Among the entries below, find how many lines carry the word "party" and state only that figure.

--------------------

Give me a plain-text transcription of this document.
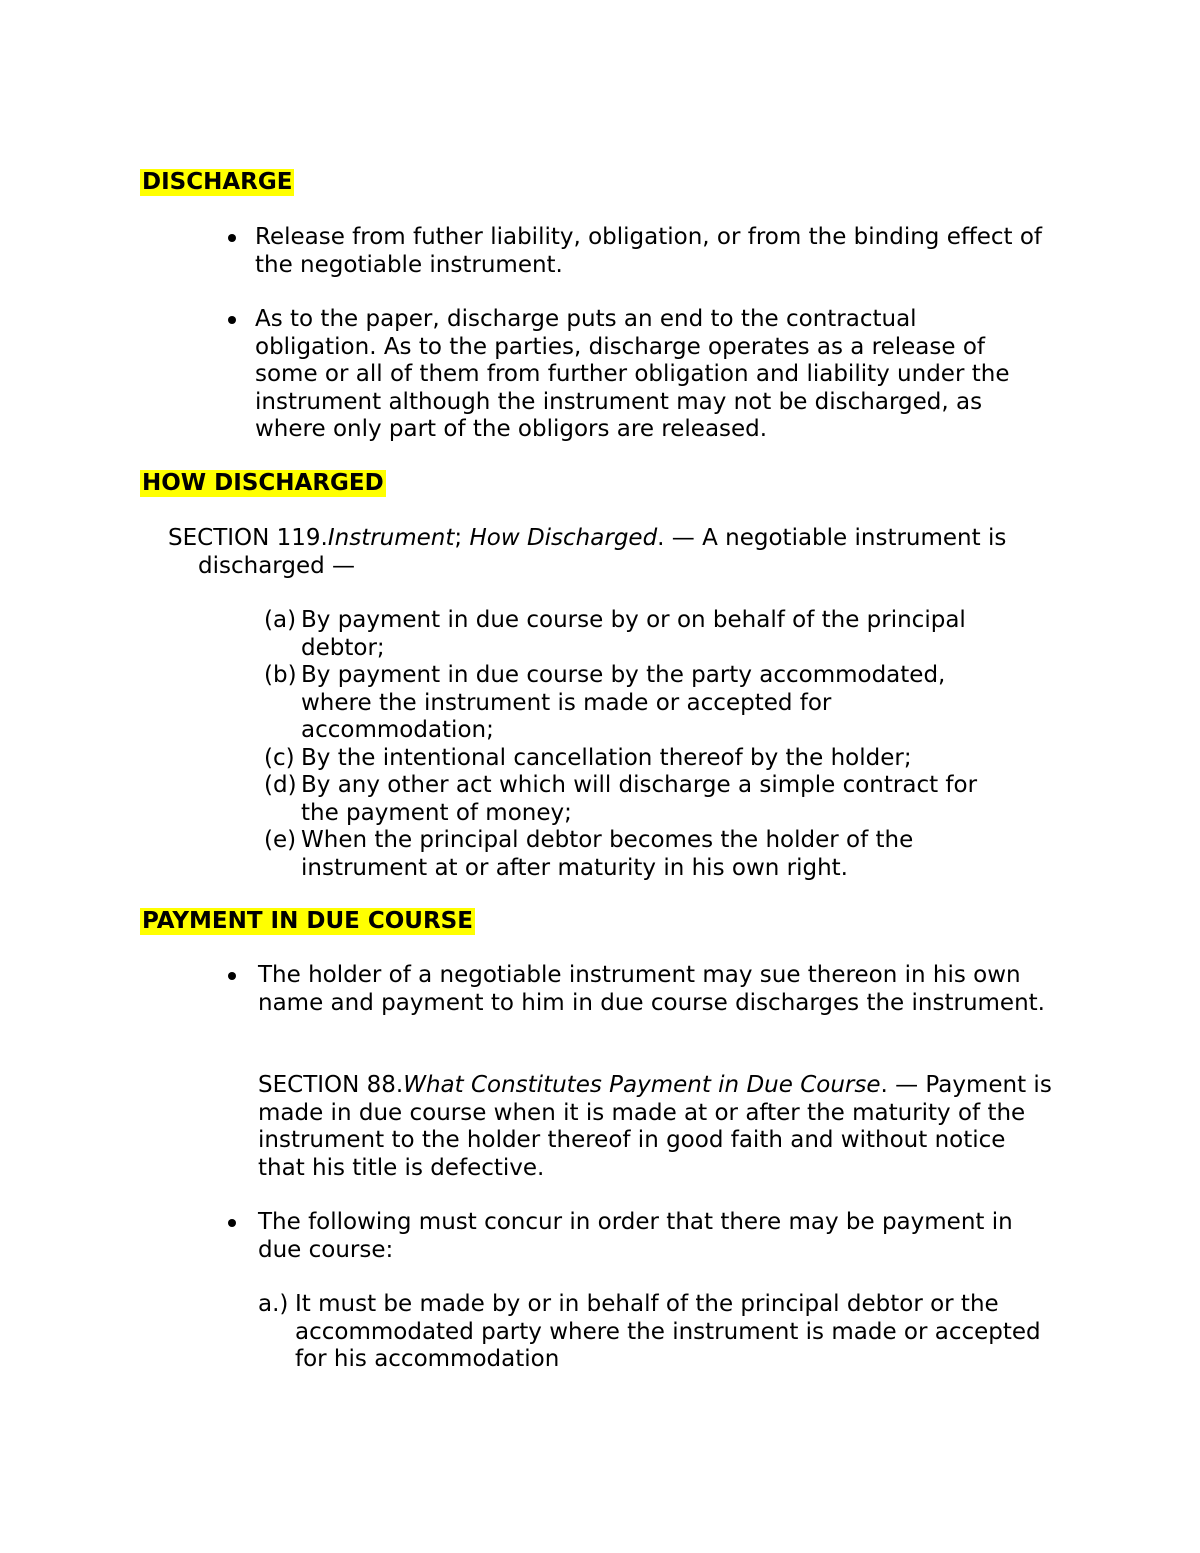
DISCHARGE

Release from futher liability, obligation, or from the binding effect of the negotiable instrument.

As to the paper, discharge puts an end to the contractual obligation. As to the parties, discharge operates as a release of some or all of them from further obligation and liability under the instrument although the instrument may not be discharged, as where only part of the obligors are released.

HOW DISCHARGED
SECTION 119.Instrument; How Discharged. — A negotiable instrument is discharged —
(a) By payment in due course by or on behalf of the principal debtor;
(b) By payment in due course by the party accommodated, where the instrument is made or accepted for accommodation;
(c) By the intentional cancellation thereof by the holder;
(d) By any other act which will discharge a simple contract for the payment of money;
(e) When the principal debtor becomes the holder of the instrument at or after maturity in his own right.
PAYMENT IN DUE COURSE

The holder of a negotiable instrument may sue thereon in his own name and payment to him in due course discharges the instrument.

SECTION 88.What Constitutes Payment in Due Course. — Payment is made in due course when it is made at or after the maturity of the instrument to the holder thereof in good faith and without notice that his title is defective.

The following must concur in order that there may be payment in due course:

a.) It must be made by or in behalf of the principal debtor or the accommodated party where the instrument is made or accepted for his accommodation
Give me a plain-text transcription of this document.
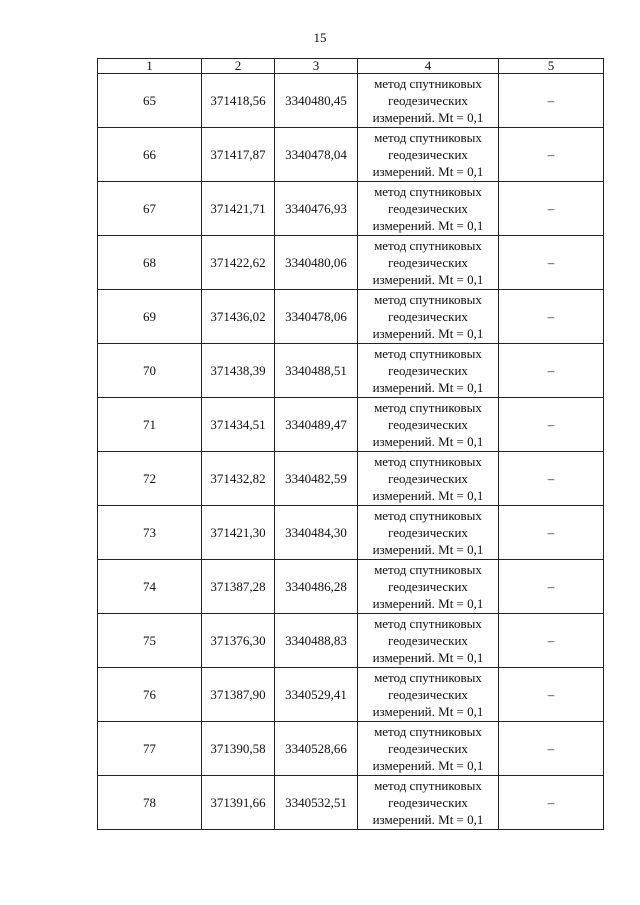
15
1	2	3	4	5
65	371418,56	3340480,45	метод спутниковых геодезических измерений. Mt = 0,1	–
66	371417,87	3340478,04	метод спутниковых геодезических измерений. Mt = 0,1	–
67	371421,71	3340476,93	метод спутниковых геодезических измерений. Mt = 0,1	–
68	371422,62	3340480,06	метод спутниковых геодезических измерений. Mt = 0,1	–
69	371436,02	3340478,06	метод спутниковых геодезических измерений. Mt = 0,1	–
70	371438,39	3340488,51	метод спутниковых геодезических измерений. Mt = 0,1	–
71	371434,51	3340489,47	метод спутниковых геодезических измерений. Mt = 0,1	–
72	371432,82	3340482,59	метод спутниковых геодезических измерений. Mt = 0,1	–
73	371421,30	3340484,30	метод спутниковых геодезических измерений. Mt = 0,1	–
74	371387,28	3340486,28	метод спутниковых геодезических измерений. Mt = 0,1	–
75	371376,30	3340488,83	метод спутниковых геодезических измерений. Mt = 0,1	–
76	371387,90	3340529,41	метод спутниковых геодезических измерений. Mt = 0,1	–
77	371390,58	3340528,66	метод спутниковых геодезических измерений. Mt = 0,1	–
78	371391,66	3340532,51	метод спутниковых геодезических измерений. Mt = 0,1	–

--------------------

#### FULL OUTPUT
2